↓↓↓

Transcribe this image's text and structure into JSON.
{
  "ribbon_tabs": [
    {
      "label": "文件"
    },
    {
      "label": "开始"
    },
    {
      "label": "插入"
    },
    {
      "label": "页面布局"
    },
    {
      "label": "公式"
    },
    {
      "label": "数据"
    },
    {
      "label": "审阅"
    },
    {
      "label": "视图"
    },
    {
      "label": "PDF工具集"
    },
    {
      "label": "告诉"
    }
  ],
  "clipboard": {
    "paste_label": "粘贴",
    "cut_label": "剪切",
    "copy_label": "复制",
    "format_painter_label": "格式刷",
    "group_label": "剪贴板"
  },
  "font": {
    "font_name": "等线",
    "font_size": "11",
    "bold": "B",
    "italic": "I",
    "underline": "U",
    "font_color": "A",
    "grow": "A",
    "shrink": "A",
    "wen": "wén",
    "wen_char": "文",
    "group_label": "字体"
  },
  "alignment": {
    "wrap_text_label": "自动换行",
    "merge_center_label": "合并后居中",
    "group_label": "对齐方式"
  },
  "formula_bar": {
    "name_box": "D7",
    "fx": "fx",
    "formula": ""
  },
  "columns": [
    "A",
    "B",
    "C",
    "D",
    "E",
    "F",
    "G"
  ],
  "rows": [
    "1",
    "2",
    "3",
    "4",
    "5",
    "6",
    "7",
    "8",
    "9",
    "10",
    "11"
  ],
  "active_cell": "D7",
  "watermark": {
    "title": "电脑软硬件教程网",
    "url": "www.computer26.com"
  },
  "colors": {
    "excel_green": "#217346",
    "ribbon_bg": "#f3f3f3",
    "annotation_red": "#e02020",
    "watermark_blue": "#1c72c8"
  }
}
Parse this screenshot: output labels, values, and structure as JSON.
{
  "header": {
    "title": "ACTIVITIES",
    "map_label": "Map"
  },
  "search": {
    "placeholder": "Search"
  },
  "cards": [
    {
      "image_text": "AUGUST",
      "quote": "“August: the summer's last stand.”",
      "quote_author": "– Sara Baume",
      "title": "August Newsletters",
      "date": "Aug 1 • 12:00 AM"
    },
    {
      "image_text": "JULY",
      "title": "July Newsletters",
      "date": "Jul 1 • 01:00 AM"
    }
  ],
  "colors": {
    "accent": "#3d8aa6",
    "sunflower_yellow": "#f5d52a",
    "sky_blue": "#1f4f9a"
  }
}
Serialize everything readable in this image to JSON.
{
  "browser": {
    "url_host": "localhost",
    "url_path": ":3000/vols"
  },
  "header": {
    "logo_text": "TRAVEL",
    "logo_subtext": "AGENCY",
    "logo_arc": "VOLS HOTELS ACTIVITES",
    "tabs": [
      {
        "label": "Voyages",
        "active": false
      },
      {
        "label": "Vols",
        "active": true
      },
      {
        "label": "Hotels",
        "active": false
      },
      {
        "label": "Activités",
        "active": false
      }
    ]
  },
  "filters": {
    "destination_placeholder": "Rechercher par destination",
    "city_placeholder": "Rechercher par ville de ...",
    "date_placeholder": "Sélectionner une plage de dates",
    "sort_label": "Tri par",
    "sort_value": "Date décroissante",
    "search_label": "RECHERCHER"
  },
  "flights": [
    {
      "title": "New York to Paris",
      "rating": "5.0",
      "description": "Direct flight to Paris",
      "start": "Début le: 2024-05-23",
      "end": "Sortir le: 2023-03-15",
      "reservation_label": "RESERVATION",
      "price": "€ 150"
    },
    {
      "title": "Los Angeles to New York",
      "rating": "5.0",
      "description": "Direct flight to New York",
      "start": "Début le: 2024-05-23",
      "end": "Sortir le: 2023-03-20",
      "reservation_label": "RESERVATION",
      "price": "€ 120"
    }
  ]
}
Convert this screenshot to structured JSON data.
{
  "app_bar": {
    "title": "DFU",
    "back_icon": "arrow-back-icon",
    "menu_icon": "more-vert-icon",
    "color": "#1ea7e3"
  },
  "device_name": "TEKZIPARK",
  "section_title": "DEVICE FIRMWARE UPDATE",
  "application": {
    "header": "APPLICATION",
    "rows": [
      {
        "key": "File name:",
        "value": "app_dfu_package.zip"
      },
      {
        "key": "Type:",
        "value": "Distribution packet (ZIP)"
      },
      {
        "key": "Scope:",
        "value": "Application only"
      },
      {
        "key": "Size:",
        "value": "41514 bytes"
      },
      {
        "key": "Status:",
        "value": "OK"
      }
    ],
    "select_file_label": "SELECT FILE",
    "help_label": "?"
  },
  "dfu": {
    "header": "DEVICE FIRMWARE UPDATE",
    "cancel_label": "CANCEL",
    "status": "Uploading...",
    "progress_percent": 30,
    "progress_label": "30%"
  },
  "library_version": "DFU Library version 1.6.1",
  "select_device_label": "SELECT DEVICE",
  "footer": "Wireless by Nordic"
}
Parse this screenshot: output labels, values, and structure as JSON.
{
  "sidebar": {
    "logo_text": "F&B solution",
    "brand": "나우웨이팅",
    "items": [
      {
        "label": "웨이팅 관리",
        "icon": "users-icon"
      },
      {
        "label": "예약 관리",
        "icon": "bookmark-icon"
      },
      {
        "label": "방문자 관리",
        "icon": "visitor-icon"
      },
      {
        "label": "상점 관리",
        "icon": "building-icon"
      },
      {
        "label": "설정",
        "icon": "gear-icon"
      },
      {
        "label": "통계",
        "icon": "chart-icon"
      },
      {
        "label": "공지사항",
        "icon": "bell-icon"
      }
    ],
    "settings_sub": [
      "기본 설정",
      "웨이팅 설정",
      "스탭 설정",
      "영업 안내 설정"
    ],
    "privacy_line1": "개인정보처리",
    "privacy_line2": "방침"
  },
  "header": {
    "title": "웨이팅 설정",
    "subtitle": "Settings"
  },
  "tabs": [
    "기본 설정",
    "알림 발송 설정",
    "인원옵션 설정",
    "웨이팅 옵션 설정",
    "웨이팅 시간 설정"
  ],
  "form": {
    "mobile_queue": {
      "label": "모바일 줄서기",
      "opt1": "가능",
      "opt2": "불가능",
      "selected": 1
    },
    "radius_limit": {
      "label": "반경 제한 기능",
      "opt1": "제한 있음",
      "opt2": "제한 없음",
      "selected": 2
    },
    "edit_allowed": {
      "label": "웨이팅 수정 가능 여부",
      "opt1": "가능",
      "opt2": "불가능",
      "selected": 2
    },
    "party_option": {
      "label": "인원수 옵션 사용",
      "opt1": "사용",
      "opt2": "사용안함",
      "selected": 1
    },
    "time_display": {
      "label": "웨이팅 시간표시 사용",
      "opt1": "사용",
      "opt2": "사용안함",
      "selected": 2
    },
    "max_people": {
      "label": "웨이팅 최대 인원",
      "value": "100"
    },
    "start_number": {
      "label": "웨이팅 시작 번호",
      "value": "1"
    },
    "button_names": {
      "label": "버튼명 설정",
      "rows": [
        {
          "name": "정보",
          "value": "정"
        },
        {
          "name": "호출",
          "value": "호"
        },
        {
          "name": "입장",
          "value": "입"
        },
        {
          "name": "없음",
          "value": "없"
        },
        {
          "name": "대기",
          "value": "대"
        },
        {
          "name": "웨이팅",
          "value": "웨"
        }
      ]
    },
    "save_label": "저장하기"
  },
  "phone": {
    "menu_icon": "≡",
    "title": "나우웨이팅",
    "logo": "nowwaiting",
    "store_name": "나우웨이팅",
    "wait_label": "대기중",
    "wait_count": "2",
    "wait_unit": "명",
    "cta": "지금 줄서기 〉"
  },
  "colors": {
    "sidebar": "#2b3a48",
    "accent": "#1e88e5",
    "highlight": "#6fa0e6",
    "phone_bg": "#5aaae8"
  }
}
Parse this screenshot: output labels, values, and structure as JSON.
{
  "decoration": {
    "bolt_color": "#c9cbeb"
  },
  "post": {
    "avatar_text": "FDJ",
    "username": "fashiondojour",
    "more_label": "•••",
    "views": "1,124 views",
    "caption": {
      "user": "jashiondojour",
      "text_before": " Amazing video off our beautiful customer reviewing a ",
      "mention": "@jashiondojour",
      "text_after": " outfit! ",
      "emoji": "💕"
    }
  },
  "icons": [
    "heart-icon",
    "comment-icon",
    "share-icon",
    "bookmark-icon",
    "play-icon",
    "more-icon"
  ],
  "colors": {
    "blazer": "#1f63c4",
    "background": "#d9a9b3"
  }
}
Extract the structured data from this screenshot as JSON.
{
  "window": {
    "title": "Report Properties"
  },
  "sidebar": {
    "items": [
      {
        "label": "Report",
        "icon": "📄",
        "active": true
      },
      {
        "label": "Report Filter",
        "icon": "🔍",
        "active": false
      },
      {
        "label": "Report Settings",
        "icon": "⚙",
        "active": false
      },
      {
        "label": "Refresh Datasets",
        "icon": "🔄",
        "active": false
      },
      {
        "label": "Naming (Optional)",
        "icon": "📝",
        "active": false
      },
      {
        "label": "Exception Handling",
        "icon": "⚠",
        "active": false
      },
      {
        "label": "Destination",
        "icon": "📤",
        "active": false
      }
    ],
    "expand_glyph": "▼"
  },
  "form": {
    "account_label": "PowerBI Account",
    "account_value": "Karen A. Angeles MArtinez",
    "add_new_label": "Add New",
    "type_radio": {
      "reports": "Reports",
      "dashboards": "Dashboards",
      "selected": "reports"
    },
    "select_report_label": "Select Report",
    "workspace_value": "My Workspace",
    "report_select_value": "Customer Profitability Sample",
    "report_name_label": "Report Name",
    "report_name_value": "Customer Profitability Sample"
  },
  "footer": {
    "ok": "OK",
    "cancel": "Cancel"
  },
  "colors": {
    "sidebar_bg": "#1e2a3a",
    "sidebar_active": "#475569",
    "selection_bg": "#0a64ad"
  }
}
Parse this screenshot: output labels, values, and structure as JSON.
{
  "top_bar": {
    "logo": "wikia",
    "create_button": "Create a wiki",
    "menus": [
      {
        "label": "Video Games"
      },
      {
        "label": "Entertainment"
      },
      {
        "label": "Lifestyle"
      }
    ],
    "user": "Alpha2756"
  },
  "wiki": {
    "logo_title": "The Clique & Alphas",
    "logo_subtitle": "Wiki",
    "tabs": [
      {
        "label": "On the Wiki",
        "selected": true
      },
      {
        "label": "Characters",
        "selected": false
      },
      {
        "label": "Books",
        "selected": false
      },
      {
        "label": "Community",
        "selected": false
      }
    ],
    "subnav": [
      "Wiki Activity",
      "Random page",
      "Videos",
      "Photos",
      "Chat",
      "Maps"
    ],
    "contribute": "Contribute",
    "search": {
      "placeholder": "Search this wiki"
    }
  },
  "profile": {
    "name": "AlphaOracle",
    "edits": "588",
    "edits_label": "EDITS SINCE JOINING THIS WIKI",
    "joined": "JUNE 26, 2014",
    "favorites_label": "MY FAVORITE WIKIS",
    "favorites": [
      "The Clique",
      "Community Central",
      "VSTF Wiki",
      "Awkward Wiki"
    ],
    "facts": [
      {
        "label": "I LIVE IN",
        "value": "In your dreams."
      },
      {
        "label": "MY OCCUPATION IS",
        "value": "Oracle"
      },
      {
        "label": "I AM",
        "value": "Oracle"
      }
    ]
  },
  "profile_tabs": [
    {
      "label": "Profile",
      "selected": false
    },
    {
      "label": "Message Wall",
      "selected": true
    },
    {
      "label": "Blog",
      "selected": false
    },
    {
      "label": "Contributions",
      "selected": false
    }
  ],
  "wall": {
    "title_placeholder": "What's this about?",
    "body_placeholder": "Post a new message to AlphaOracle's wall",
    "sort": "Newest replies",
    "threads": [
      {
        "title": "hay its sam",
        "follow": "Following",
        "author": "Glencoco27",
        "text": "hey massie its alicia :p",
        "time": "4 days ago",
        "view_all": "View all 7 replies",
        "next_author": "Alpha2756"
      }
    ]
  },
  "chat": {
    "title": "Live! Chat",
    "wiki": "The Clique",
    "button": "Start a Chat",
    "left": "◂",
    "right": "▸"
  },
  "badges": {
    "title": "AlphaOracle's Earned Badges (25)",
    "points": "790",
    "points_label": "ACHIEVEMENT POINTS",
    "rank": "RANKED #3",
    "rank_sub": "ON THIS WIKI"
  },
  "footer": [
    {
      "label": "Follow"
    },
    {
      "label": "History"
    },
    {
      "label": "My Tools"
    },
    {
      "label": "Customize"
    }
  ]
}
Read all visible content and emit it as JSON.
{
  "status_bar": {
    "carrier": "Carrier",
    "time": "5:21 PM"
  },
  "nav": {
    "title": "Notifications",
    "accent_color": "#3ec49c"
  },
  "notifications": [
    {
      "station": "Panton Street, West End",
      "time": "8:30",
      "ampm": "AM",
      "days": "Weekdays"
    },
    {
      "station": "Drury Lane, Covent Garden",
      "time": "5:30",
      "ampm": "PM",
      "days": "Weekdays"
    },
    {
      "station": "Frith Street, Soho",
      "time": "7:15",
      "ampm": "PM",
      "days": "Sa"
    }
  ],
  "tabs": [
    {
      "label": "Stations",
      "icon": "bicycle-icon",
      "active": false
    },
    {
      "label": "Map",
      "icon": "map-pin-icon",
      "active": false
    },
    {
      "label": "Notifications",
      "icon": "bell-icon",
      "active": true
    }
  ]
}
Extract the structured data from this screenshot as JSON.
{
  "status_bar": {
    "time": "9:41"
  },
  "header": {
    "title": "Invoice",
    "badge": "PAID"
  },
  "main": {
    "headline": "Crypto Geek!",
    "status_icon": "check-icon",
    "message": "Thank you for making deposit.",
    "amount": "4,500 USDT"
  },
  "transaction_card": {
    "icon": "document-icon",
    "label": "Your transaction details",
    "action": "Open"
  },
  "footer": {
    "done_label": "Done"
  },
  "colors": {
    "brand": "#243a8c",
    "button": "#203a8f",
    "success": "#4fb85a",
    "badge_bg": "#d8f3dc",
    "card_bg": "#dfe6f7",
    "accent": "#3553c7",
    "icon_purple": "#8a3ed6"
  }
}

↑↑↑

◆ Task prompt
Report each line in the data that holds the word "Angeles".

◆ Final answer
      "title": "Los Angeles to New York",
    "account_value": "Karen A. Angeles MArtinez",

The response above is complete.